■ **DATA EXCERPTS**
————————

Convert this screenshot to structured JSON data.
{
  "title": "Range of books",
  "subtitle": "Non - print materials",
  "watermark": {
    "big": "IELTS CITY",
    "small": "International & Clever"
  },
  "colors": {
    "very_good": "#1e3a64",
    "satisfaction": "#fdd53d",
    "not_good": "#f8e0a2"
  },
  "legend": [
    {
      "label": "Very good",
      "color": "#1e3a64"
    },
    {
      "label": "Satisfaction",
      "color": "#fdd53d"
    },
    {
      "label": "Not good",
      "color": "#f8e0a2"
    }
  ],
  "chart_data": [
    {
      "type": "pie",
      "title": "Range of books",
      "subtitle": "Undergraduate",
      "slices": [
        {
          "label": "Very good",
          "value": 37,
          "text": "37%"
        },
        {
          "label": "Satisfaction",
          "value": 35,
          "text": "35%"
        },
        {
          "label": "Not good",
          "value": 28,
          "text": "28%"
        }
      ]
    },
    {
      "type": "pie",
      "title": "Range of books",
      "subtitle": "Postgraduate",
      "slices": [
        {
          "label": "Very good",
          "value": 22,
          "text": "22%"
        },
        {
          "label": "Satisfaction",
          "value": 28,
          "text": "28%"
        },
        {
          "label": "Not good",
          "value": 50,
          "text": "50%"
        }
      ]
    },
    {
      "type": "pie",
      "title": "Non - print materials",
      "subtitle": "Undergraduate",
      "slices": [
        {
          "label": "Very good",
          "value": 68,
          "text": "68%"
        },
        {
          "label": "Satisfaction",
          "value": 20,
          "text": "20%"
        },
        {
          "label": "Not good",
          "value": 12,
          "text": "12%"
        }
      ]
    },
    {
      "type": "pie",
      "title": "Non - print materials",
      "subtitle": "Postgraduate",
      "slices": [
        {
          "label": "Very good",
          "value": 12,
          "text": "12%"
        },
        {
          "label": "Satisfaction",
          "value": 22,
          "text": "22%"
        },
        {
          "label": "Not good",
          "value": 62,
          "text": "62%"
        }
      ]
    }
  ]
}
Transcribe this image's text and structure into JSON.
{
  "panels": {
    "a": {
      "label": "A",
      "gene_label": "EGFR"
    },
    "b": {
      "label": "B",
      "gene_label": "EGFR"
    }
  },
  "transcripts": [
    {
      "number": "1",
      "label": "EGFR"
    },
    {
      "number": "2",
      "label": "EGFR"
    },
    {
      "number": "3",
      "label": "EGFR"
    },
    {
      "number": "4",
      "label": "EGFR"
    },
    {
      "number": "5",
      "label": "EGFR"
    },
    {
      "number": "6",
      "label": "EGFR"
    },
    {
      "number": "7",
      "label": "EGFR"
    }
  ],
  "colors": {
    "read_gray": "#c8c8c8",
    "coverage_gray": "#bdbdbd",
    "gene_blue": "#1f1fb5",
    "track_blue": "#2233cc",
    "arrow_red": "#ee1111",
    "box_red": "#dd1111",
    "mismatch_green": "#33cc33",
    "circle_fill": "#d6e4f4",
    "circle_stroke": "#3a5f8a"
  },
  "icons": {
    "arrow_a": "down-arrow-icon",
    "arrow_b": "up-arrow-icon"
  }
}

————————

■ **EXERCISE GOAL**
Your task is to output exactly the lines running from the one with "Transcribe this image's" through the final line of the material above, with both ends included.

■ **SOLUTION TO THE PROBLEM**
Transcribe this image's text and structure into JSON.
{
  "panels": {
    "a": {
      "label": "A",
      "gene_label": "EGFR"
    },
    "b": {
      "label": "B",
      "gene_label": "EGFR"
    }
  },
  "transcripts": [
    {
      "number": "1",
      "label": "EGFR"
    },
    {
      "number": "2",
      "label": "EGFR"
    },
    {
      "number": "3",
      "label": "EGFR"
    },
    {
      "number": "4",
      "label": "EGFR"
    },
    {
      "number": "5",
      "label": "EGFR"
    },
    {
      "number": "6",
      "label": "EGFR"
    },
    {
      "number": "7",
      "label": "EGFR"
    }
  ],
  "colors": {
    "read_gray": "#c8c8c8",
    "coverage_gray": "#bdbdbd",
    "gene_blue": "#1f1fb5",
    "track_blue": "#2233cc",
    "arrow_red": "#ee1111",
    "box_red": "#dd1111",
    "mismatch_green": "#33cc33",
    "circle_fill": "#d6e4f4",
    "circle_stroke": "#3a5f8a"
  },
  "icons": {
    "arrow_a": "down-arrow-icon",
    "arrow_b": "up-arrow-icon"
  }
}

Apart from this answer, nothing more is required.